• _Set task_
Of the lines in this material, how many contain "故此选项不符合题意"? Answer with a single number only.

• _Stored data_
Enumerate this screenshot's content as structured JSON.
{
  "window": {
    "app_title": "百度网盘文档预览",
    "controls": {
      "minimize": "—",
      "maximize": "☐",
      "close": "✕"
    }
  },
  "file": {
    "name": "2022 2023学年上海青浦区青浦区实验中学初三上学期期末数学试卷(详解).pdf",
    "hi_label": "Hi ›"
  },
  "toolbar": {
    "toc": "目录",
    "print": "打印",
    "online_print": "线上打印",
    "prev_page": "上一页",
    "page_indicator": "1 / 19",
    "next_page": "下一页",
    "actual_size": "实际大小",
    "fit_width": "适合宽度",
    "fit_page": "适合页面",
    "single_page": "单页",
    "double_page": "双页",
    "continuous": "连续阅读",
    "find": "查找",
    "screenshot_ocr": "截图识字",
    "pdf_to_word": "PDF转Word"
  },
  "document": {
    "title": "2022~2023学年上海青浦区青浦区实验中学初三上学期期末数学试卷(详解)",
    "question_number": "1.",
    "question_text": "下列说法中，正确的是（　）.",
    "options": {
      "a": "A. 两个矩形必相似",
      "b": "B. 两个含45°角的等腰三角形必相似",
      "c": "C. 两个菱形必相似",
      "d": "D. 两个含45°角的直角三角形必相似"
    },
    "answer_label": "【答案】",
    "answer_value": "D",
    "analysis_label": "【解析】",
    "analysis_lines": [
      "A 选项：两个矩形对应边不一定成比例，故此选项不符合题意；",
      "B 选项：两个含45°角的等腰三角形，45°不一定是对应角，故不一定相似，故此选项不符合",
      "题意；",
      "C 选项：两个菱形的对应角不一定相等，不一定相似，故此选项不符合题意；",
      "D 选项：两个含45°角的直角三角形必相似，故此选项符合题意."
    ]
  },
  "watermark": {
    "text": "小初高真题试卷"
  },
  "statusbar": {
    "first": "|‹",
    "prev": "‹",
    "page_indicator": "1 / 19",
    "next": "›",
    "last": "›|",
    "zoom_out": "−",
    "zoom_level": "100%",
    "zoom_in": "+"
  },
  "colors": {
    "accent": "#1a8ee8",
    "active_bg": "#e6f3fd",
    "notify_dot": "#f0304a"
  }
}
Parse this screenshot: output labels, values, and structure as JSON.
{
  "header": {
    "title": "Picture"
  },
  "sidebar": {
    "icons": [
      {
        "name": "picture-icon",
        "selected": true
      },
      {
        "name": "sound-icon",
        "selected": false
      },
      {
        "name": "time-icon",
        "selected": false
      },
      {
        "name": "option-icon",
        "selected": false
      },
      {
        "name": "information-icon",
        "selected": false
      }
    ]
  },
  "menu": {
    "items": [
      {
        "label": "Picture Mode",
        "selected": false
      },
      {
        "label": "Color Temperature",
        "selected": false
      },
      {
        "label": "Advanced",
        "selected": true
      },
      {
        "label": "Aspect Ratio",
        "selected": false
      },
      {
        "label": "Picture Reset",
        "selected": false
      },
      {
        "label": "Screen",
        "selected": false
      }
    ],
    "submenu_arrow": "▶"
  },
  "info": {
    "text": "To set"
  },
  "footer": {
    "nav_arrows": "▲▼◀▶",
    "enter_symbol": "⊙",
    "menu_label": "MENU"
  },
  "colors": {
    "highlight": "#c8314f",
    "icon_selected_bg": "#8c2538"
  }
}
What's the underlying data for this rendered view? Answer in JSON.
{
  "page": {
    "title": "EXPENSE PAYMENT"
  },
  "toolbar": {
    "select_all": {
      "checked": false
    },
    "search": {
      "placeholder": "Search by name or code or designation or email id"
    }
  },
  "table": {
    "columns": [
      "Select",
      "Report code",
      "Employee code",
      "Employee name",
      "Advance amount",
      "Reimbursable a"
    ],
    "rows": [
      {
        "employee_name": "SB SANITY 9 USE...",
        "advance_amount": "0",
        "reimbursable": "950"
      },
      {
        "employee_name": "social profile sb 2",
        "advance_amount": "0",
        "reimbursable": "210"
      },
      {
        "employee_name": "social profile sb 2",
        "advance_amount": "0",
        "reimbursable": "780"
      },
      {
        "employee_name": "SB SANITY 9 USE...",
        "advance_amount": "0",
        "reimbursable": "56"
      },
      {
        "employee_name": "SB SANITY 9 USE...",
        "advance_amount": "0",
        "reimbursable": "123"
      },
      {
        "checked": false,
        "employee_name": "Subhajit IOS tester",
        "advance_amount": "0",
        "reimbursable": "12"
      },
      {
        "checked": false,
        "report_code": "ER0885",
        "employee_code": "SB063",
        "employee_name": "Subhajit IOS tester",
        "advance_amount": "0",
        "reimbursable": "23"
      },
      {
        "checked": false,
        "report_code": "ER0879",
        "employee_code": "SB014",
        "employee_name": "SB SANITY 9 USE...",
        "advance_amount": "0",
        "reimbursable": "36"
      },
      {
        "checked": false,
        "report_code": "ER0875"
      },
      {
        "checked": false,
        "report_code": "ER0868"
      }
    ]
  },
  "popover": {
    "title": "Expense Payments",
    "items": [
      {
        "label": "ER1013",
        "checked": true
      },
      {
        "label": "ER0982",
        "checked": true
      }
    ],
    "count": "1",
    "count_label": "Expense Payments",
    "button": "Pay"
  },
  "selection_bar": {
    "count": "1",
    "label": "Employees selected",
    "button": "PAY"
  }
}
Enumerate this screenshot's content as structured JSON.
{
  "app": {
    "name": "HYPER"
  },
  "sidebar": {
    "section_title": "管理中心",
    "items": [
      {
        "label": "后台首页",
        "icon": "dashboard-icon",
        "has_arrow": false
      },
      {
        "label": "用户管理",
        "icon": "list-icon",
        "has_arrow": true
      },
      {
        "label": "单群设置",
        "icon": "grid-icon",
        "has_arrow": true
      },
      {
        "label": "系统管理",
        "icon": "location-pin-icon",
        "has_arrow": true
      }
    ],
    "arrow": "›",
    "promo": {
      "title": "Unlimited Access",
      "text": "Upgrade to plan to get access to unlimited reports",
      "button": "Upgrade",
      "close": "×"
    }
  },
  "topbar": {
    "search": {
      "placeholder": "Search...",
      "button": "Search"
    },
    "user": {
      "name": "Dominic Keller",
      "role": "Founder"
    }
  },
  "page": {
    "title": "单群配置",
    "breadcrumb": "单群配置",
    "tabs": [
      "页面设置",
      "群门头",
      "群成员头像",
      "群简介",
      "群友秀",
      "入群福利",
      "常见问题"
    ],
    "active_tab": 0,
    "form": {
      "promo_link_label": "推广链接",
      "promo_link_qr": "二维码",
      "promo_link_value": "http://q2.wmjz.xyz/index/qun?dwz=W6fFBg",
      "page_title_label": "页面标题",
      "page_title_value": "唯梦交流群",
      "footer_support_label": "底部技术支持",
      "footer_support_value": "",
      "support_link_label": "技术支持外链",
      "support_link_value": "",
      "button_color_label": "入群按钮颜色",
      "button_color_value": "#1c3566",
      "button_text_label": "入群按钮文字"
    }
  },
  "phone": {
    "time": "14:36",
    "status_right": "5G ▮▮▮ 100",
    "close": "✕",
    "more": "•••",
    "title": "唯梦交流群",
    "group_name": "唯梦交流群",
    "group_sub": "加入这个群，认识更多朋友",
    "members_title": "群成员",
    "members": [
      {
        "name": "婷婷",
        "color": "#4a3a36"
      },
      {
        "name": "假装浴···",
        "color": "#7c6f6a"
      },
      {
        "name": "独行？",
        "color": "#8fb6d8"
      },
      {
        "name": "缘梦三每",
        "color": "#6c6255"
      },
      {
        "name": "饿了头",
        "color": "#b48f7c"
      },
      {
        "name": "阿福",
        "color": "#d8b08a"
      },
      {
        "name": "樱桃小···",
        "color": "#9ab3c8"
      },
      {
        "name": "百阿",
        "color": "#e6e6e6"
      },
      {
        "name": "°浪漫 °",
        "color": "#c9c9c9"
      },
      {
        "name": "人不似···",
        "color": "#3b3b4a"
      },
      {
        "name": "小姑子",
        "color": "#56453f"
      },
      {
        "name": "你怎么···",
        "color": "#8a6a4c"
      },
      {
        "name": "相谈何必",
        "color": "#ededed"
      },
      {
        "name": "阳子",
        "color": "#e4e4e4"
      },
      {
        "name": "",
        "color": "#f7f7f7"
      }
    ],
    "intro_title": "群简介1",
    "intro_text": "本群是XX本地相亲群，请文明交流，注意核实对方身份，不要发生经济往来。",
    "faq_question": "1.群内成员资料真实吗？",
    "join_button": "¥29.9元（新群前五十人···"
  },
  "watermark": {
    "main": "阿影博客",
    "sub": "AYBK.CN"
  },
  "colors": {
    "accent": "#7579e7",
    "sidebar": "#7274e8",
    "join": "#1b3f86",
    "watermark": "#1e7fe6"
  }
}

• _Final result_
2